▸ Your instructions: Find the word "object" in the listing; pull out each line holding it.
....
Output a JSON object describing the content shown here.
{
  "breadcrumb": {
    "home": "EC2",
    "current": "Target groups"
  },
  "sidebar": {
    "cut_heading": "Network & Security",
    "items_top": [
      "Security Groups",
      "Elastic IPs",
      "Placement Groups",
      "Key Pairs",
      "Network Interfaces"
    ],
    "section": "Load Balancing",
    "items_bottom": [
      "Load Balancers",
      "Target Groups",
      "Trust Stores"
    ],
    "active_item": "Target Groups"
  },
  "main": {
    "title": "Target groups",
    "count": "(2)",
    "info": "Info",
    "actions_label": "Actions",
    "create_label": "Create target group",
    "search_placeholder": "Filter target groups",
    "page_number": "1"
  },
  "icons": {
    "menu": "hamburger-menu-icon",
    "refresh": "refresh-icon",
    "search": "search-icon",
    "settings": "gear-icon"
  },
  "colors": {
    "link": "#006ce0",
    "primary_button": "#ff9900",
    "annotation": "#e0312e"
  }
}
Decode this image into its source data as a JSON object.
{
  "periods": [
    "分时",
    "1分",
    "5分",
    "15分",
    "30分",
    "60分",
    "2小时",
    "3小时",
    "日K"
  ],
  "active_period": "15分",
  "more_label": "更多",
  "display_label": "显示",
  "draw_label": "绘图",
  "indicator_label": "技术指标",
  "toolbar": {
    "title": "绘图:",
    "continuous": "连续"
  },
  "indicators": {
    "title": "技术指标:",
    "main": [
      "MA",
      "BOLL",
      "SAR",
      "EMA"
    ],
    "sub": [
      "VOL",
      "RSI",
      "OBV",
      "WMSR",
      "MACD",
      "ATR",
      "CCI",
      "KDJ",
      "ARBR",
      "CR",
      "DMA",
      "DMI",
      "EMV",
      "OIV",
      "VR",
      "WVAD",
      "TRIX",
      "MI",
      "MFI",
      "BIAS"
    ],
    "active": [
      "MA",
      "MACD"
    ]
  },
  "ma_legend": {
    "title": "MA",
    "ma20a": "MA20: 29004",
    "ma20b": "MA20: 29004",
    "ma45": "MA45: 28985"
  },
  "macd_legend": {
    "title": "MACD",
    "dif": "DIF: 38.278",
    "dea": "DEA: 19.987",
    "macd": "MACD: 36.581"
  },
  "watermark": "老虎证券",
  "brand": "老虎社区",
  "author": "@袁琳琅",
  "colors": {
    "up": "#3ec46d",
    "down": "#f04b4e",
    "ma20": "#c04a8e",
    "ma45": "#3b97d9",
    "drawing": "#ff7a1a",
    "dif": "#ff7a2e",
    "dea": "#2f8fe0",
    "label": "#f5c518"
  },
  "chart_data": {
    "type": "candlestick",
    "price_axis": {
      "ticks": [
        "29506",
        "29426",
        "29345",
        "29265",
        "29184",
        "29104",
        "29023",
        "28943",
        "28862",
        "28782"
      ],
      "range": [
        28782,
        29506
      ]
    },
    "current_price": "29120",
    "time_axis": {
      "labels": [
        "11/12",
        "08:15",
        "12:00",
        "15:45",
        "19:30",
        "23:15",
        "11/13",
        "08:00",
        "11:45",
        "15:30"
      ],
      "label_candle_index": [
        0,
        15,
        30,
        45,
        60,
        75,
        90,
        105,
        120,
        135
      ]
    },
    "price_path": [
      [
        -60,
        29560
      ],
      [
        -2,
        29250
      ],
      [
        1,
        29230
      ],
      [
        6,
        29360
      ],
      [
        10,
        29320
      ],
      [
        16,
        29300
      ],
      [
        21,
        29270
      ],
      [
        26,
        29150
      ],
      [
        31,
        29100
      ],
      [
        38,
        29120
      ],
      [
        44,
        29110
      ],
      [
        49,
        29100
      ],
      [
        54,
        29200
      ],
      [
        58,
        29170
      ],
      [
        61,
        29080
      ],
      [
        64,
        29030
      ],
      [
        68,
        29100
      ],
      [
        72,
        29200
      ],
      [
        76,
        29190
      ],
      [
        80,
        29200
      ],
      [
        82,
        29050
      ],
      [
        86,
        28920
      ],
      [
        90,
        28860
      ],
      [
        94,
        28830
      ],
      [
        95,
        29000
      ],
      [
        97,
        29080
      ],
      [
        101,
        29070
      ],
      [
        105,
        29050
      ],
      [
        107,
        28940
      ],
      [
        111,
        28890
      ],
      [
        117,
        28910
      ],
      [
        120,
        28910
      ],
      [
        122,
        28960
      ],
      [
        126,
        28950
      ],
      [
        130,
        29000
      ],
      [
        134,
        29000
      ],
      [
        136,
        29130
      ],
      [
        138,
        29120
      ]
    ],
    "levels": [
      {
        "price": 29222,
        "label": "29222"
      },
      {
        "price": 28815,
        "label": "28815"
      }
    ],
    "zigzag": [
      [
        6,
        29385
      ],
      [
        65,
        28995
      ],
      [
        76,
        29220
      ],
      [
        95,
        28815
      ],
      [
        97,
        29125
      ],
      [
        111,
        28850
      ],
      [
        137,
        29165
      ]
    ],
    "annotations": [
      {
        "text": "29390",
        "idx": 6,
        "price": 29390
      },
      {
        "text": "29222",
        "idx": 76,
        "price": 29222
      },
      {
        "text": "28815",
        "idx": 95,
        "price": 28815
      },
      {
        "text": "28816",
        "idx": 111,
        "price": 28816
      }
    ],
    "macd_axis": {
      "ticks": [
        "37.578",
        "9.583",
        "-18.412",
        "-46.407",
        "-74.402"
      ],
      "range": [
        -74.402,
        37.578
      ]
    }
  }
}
....
▸ Expected answer:
Output a JSON object describing the content shown here.
Decode this image into its source data as a JSON object.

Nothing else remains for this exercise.